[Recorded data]
==*==

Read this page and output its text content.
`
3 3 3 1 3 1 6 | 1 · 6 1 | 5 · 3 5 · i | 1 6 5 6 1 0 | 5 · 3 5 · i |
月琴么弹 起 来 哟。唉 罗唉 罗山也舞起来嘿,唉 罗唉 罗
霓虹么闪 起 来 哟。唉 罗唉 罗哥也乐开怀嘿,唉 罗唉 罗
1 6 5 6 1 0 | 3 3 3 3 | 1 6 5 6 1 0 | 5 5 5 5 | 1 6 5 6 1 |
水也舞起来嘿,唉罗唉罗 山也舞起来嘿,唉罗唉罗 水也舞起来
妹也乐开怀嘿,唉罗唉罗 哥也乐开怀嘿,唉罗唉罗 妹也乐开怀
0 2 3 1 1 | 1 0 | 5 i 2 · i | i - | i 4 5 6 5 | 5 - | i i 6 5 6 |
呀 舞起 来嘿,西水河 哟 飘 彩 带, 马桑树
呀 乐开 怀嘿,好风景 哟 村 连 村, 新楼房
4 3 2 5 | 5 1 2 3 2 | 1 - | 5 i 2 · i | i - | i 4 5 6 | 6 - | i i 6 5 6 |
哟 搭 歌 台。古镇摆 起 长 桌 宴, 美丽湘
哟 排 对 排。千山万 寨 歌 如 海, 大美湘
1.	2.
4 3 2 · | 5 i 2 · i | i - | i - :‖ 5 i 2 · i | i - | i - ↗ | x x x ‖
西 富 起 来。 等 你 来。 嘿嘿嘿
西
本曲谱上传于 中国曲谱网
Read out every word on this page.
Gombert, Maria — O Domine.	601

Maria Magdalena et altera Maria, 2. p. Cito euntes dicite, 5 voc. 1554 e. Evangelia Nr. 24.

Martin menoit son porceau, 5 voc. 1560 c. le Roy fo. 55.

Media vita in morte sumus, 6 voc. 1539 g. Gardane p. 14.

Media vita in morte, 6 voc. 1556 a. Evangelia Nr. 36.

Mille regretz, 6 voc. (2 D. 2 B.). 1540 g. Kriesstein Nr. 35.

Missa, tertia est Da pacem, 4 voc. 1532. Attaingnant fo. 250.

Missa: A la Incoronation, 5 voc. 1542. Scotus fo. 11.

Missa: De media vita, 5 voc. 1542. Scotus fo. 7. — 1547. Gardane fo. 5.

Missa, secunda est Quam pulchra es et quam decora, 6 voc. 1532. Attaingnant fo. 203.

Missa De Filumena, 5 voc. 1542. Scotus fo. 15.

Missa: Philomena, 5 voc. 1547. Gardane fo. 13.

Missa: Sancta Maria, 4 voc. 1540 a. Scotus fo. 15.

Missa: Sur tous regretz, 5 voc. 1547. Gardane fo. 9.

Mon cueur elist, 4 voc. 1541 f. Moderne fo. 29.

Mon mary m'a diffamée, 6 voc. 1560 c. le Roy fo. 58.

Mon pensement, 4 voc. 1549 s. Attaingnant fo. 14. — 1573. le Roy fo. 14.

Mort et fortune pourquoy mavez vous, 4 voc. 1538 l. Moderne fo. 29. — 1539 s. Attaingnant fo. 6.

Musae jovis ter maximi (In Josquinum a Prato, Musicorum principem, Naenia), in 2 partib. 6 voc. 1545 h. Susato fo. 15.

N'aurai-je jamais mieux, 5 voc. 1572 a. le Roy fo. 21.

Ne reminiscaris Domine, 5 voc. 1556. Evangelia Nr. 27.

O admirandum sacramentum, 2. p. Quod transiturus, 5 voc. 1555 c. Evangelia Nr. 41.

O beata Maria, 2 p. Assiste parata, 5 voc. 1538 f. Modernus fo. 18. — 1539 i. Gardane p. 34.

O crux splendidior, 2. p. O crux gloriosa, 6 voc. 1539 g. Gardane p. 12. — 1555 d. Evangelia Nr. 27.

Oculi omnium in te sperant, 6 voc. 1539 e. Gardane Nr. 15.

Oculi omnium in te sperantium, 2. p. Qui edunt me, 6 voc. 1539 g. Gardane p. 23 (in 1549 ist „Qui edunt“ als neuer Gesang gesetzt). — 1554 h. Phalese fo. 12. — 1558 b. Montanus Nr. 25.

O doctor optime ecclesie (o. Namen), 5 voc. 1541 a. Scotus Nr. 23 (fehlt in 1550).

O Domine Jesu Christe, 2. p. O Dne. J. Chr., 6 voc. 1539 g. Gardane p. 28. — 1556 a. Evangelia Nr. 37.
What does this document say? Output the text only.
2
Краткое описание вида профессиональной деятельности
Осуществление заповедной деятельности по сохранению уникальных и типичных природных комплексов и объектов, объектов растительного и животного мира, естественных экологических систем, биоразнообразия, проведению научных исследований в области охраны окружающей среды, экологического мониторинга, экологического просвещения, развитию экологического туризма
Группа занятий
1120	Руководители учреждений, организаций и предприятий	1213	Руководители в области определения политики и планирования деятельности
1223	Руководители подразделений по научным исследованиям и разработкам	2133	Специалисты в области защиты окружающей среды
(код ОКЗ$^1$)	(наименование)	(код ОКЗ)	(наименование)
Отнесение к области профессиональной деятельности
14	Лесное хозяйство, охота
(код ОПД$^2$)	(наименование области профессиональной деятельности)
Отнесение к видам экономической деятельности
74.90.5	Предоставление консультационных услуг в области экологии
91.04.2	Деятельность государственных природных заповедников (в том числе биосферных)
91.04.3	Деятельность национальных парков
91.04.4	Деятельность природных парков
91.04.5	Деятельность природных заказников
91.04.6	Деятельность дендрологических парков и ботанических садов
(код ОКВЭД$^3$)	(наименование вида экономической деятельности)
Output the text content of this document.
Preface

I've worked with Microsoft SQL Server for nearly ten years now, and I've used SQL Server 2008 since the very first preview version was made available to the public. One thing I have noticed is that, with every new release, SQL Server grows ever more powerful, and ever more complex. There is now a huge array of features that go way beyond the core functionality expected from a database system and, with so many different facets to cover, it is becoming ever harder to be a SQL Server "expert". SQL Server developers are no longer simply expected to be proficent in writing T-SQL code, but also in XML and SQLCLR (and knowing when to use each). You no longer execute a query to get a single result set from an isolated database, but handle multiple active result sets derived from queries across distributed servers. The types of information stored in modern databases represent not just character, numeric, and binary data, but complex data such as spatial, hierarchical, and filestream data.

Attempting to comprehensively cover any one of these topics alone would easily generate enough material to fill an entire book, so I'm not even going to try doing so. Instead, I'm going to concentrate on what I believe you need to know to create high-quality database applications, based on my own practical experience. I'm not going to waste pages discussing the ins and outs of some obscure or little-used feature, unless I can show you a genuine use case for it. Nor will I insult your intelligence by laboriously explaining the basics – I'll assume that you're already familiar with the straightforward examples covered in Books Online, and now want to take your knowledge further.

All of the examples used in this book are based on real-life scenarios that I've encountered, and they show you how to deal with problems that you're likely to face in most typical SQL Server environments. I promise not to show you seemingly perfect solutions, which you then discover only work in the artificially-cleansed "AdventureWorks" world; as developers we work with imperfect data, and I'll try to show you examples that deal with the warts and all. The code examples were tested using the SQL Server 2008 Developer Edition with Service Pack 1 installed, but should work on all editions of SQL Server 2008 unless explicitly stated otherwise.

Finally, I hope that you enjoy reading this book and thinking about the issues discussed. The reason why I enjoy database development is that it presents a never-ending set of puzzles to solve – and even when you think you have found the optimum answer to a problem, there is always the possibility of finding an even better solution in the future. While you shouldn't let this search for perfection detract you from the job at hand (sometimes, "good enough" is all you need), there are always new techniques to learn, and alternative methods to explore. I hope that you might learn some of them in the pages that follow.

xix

==*==

* **Job**
Exactly reproduce every record.

* **Written answer**
Read this page and output its text content.
`
3 3 3 1 3 1 6 | 1 · 6 1 | 5 · 3 5 · i | 1 6 5 6 1 0 | 5 · 3 5 · i |
月琴么弹 起 来 哟。唉 罗唉 罗山也舞起来嘿,唉 罗唉 罗
霓虹么闪 起 来 哟。唉 罗唉 罗哥也乐开怀嘿,唉 罗唉 罗
1 6 5 6 1 0 | 3 3 3 3 | 1 6 5 6 1 0 | 5 5 5 5 | 1 6 5 6 1 |
水也舞起来嘿,唉罗唉罗 山也舞起来嘿,唉罗唉罗 水也舞起来
妹也乐开怀嘿,唉罗唉罗 哥也乐开怀嘿,唉罗唉罗 妹也乐开怀
0 2 3 1 1 | 1 0 | 5 i 2 · i | i - | i 4 5 6 5 | 5 - | i i 6 5 6 |
呀 舞起 来嘿,西水河 哟 飘 彩 带, 马桑树
呀 乐开 怀嘿,好风景 哟 村 连 村, 新楼房
4 3 2 5 | 5 1 2 3 2 | 1 - | 5 i 2 · i | i - | i 4 5 6 | 6 - | i i 6 5 6 |
哟 搭 歌 台。古镇摆 起 长 桌 宴, 美丽湘
哟 排 对 排。千山万 寨 歌 如 海, 大美湘
1.	2.
4 3 2 · | 5 i 2 · i | i - | i - :‖ 5 i 2 · i | i - | i - ↗ | x x x ‖
西 富 起 来。 等 你 来。 嘿嘿嘿
西
本曲谱上传于 中国曲谱网
Read out every word on this page.
Gombert, Maria — O Domine.	601

Maria Magdalena et altera Maria, 2. p. Cito euntes dicite, 5 voc. 1554 e. Evangelia Nr. 24.

Martin menoit son porceau, 5 voc. 1560 c. le Roy fo. 55.

Media vita in morte sumus, 6 voc. 1539 g. Gardane p. 14.

Media vita in morte, 6 voc. 1556 a. Evangelia Nr. 36.

Mille regretz, 6 voc. (2 D. 2 B.). 1540 g. Kriesstein Nr. 35.

Missa, tertia est Da pacem, 4 voc. 1532. Attaingnant fo. 250.

Missa: A la Incoronation, 5 voc. 1542. Scotus fo. 11.

Missa: De media vita, 5 voc. 1542. Scotus fo. 7. — 1547. Gardane fo. 5.

Missa, secunda est Quam pulchra es et quam decora, 6 voc. 1532. Attaingnant fo. 203.

Missa De Filumena, 5 voc. 1542. Scotus fo. 15.

Missa: Philomena, 5 voc. 1547. Gardane fo. 13.

Missa: Sancta Maria, 4 voc. 1540 a. Scotus fo. 15.

Missa: Sur tous regretz, 5 voc. 1547. Gardane fo. 9.

Mon cueur elist, 4 voc. 1541 f. Moderne fo. 29.

Mon mary m'a diffamée, 6 voc. 1560 c. le Roy fo. 58.

Mon pensement, 4 voc. 1549 s. Attaingnant fo. 14. — 1573. le Roy fo. 14.

Mort et fortune pourquoy mavez vous, 4 voc. 1538 l. Moderne fo. 29. — 1539 s. Attaingnant fo. 6.

Musae jovis ter maximi (In Josquinum a Prato, Musicorum principem, Naenia), in 2 partib. 6 voc. 1545 h. Susato fo. 15.

N'aurai-je jamais mieux, 5 voc. 1572 a. le Roy fo. 21.

Ne reminiscaris Domine, 5 voc. 1556. Evangelia Nr. 27.

O admirandum sacramentum, 2. p. Quod transiturus, 5 voc. 1555 c. Evangelia Nr. 41.

O beata Maria, 2 p. Assiste parata, 5 voc. 1538 f. Modernus fo. 18. — 1539 i. Gardane p. 34.

O crux splendidior, 2. p. O crux gloriosa, 6 voc. 1539 g. Gardane p. 12. — 1555 d. Evangelia Nr. 27.

Oculi omnium in te sperant, 6 voc. 1539 e. Gardane Nr. 15.

Oculi omnium in te sperantium, 2. p. Qui edunt me, 6 voc. 1539 g. Gardane p. 23 (in 1549 ist „Qui edunt“ als neuer Gesang gesetzt). — 1554 h. Phalese fo. 12. — 1558 b. Montanus Nr. 25.

O doctor optime ecclesie (o. Namen), 5 voc. 1541 a. Scotus Nr. 23 (fehlt in 1550).

O Domine Jesu Christe, 2. p. O Dne. J. Chr., 6 voc. 1539 g. Gardane p. 28. — 1556 a. Evangelia Nr. 37.
What does this document say? Output the text only.
2
Краткое описание вида профессиональной деятельности
Осуществление заповедной деятельности по сохранению уникальных и типичных природных комплексов и объектов, объектов растительного и животного мира, естественных экологических систем, биоразнообразия, проведению научных исследований в области охраны окружающей среды, экологического мониторинга, экологического просвещения, развитию экологического туризма
Группа занятий
1120	Руководители учреждений, организаций и предприятий	1213	Руководители в области определения политики и планирования деятельности
1223	Руководители подразделений по научным исследованиям и разработкам	2133	Специалисты в области защиты окружающей среды
(код ОКЗ$^1$)	(наименование)	(код ОКЗ)	(наименование)
Отнесение к области профессиональной деятельности
14	Лесное хозяйство, охота
(код ОПД$^2$)	(наименование области профессиональной деятельности)
Отнесение к видам экономической деятельности
74.90.5	Предоставление консультационных услуг в области экологии
91.04.2	Деятельность государственных природных заповедников (в том числе биосферных)
91.04.3	Деятельность национальных парков
91.04.4	Деятельность природных парков
91.04.5	Деятельность природных заказников
91.04.6	Деятельность дендрологических парков и ботанических садов
(код ОКВЭД$^3$)	(наименование вида экономической деятельности)
Output the text content of this document.
Preface

I've worked with Microsoft SQL Server for nearly ten years now, and I've used SQL Server 2008 since the very first preview version was made available to the public. One thing I have noticed is that, with every new release, SQL Server grows ever more powerful, and ever more complex. There is now a huge array of features that go way beyond the core functionality expected from a database system and, with so many different facets to cover, it is becoming ever harder to be a SQL Server "expert". SQL Server developers are no longer simply expected to be proficent in writing T-SQL code, but also in XML and SQLCLR (and knowing when to use each). You no longer execute a query to get a single result set from an isolated database, but handle multiple active result sets derived from queries across distributed servers. The types of information stored in modern databases represent not just character, numeric, and binary data, but complex data such as spatial, hierarchical, and filestream data.

Attempting to comprehensively cover any one of these topics alone would easily generate enough material to fill an entire book, so I'm not even going to try doing so. Instead, I'm going to concentrate on what I believe you need to know to create high-quality database applications, based on my own practical experience. I'm not going to waste pages discussing the ins and outs of some obscure or little-used feature, unless I can show you a genuine use case for it. Nor will I insult your intelligence by laboriously explaining the basics – I'll assume that you're already familiar with the straightforward examples covered in Books Online, and now want to take your knowledge further.

All of the examples used in this book are based on real-life scenarios that I've encountered, and they show you how to deal with problems that you're likely to face in most typical SQL Server environments. I promise not to show you seemingly perfect solutions, which you then discover only work in the artificially-cleansed "AdventureWorks" world; as developers we work with imperfect data, and I'll try to show you examples that deal with the warts and all. The code examples were tested using the SQL Server 2008 Developer Edition with Service Pack 1 installed, but should work on all editions of SQL Server 2008 unless explicitly stated otherwise.

Finally, I hope that you enjoy reading this book and thinking about the issues discussed. The reason why I enjoy database development is that it presents a never-ending set of puzzles to solve – and even when you think you have found the optimum answer to a problem, there is always the possibility of finding an even better solution in the future. While you shouldn't let this search for perfection detract you from the job at hand (sometimes, "good enough" is all you need), there are always new techniques to learn, and alternative methods to explore. I hope that you might learn some of them in the pages that follow.

xix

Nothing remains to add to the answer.